TASK DIRECTIONS >>
Reproduce, without alteration, the lines of the records beginning with the line containing "Patent image size: (1020, 660)." and ending with the line containing "The cooling pipe 60 is at (817, 176).", both inclusive.
═════ DATASET ENTRIES
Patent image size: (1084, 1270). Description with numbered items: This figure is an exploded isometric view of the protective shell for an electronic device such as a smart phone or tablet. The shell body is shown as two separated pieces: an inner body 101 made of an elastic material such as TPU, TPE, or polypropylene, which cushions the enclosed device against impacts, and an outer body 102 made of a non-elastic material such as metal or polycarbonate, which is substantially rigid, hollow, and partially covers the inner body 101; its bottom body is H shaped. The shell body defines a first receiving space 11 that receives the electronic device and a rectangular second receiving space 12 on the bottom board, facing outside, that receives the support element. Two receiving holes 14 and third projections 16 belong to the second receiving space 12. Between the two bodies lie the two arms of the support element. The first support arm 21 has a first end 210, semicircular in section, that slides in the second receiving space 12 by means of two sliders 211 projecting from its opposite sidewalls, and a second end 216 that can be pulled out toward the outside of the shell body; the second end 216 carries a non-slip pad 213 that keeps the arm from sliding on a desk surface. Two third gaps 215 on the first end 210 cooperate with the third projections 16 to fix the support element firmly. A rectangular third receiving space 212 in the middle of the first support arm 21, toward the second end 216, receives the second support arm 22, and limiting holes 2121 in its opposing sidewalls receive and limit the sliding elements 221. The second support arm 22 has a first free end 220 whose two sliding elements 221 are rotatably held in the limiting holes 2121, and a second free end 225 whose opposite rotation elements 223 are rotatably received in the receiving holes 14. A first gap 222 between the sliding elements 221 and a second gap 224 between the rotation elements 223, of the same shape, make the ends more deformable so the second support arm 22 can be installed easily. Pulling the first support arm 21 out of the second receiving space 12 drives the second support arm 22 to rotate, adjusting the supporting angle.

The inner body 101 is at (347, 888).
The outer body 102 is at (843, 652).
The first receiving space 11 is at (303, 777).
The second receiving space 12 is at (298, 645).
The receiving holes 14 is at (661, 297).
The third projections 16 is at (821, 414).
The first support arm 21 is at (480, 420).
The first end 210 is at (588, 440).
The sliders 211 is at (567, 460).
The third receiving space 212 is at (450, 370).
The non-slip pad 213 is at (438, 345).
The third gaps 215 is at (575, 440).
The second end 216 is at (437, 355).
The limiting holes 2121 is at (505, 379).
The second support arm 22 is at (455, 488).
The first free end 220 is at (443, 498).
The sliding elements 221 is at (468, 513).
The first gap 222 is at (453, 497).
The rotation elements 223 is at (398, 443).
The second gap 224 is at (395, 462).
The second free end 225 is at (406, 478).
══════════
═════ DATASET ENTRIES
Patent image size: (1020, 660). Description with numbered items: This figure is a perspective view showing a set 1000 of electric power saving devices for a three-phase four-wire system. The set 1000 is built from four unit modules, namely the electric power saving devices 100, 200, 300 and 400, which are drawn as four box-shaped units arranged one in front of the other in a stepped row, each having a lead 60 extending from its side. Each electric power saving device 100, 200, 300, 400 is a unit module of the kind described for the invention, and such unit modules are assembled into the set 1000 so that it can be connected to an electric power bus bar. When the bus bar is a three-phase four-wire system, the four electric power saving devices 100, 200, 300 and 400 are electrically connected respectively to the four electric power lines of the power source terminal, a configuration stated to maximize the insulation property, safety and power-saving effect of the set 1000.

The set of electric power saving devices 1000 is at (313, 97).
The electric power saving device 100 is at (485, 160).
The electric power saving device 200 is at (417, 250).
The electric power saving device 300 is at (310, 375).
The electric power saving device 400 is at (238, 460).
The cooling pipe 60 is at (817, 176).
══════════
ANSWER FOR THIS EXERCISE >>
Patent image size: (1020, 660). Description with numbered items: This figure is a perspective view showing a set 1000 of electric power saving devices for a three-phase four-wire system. The set 1000 is built from four unit modules, namely the electric power saving devices 100, 200, 300 and 400, which are drawn as four box-shaped units arranged one in front of the other in a stepped row, each having a lead 60 extending from its side. Each electric power saving device 100, 200, 300, 400 is a unit module of the kind described for the invention, and such unit modules are assembled into the set 1000 so that it can be connected to an electric power bus bar. When the bus bar is a three-phase four-wire system, the four electric power saving devices 100, 200, 300 and 400 are electrically connected respectively to the four electric power lines of the power source terminal, a configuration stated to maximize the insulation property, safety and power-saving effect of the set 1000.

The set of electric power saving devices 1000 is at (313, 97).
The electric power saving device 100 is at (485, 160).
The electric power saving device 200 is at (417, 250).
The electric power saving device 300 is at (310, 375).
The electric power saving device 400 is at (238, 460).
The cooling pipe 60 is at (817, 176).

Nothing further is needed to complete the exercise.